Set task -> Look through the lines below and extract each one that contains "ploči".
----- Exercise materials
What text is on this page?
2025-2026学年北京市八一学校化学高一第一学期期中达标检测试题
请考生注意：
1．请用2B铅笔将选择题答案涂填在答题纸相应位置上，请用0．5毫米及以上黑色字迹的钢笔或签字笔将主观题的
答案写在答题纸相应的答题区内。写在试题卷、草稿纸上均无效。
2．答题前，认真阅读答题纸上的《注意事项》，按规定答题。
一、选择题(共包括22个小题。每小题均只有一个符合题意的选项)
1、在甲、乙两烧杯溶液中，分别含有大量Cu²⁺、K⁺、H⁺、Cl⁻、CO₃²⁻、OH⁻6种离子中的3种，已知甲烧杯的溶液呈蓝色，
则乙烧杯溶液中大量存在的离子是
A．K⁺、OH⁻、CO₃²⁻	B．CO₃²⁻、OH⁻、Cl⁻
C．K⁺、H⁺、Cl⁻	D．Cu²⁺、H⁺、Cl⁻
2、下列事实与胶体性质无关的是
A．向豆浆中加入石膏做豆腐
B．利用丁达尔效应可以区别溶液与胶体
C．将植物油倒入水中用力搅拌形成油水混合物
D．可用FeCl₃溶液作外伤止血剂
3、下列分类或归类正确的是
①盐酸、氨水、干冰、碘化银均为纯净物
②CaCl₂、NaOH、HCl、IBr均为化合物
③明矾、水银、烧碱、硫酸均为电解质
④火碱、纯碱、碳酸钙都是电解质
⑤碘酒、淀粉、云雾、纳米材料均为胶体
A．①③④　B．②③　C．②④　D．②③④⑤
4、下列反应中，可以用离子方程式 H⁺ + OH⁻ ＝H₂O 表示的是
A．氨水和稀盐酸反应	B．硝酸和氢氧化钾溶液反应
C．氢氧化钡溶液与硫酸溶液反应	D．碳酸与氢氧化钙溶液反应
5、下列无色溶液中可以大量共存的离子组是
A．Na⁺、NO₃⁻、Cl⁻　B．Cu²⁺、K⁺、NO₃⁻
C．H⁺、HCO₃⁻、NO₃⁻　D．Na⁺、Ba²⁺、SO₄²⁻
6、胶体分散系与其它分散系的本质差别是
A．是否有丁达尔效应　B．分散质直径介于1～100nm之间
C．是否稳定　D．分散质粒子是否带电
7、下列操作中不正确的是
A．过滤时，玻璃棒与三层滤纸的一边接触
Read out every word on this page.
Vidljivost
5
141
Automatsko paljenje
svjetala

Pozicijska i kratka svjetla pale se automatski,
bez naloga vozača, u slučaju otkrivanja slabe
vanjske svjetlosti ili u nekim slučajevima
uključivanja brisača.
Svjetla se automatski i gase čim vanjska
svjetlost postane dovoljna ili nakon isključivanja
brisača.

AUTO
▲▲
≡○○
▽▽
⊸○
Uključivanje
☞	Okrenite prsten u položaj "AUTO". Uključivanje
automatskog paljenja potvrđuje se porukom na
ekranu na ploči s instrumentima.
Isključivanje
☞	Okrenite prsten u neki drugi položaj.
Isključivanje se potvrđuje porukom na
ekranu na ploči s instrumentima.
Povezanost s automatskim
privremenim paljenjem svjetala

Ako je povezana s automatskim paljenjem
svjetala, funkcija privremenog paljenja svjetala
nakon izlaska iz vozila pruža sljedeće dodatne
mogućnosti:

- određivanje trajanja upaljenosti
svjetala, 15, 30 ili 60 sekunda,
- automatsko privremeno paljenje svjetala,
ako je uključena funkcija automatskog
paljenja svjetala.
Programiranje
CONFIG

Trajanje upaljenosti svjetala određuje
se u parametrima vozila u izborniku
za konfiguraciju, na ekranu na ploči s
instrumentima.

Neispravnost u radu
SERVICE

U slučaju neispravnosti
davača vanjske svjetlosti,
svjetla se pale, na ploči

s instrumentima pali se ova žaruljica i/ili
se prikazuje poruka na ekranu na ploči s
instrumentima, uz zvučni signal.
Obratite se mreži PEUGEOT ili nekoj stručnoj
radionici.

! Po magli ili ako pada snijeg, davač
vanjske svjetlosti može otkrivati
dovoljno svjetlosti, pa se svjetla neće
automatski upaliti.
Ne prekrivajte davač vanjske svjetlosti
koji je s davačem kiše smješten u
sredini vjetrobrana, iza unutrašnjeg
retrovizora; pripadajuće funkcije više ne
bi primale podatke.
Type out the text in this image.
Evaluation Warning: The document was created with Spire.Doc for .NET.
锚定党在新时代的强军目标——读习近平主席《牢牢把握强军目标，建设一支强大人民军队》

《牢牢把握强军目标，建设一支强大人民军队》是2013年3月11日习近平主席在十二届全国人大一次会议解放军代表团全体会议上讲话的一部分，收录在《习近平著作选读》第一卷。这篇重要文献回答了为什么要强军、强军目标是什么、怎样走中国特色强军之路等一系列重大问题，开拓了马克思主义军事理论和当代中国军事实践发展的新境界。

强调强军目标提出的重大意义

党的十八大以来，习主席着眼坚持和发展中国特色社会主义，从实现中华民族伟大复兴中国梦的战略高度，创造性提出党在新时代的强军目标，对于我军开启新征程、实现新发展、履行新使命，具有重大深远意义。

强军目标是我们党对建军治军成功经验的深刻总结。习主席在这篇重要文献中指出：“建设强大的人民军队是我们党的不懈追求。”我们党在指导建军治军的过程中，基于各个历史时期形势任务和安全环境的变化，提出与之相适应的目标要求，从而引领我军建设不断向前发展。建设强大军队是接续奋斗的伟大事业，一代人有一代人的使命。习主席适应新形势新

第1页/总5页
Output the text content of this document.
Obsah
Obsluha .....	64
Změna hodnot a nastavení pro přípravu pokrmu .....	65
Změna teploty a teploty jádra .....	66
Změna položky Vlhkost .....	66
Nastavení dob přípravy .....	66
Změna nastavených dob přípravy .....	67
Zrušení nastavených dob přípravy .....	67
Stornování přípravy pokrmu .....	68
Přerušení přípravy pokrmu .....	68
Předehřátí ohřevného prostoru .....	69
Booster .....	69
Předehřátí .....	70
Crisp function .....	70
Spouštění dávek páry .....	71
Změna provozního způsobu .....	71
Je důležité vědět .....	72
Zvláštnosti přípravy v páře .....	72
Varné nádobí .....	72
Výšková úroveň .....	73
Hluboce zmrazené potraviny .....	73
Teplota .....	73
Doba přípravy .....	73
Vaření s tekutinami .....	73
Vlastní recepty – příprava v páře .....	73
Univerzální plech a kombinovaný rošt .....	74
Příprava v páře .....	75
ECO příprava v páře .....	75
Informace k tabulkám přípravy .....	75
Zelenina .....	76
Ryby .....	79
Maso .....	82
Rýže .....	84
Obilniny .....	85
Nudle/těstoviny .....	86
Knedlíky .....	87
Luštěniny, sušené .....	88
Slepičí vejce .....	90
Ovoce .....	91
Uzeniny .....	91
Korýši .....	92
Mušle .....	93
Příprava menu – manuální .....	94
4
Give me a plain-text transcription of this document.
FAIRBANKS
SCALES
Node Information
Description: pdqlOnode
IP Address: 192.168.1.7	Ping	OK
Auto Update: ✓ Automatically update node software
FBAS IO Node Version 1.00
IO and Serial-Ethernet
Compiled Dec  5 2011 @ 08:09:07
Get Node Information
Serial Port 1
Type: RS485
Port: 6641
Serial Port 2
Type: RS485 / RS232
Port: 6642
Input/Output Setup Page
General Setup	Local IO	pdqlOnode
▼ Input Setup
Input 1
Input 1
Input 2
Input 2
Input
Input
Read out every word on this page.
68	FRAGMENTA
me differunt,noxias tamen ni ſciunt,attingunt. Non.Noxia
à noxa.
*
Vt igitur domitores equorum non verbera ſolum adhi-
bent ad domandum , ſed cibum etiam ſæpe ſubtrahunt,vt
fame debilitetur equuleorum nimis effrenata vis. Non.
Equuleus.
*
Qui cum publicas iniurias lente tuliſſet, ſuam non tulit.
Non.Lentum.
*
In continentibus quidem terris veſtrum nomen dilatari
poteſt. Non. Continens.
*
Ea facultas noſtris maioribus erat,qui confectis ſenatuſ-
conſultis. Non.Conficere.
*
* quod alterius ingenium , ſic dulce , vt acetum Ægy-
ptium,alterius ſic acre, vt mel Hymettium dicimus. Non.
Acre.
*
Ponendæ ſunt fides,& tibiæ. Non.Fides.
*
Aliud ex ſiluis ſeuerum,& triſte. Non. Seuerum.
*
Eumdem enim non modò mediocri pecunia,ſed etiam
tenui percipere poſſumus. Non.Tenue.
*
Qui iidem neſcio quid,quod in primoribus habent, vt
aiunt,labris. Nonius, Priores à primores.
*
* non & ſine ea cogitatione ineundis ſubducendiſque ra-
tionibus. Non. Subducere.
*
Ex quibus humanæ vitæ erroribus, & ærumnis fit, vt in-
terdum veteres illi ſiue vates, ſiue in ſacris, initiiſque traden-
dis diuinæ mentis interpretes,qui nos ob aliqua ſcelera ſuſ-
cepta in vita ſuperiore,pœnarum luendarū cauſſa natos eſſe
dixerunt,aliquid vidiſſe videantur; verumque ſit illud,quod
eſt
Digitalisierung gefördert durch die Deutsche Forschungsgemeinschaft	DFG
----------
Result of this exercise ->
ekranu na ploči s instrumentima.
ekranu na ploči s instrumentima.
za konfiguraciju, na ekranu na ploči s
svjetla se pale, na ploči
se prikazuje poruka na ekranu na ploči s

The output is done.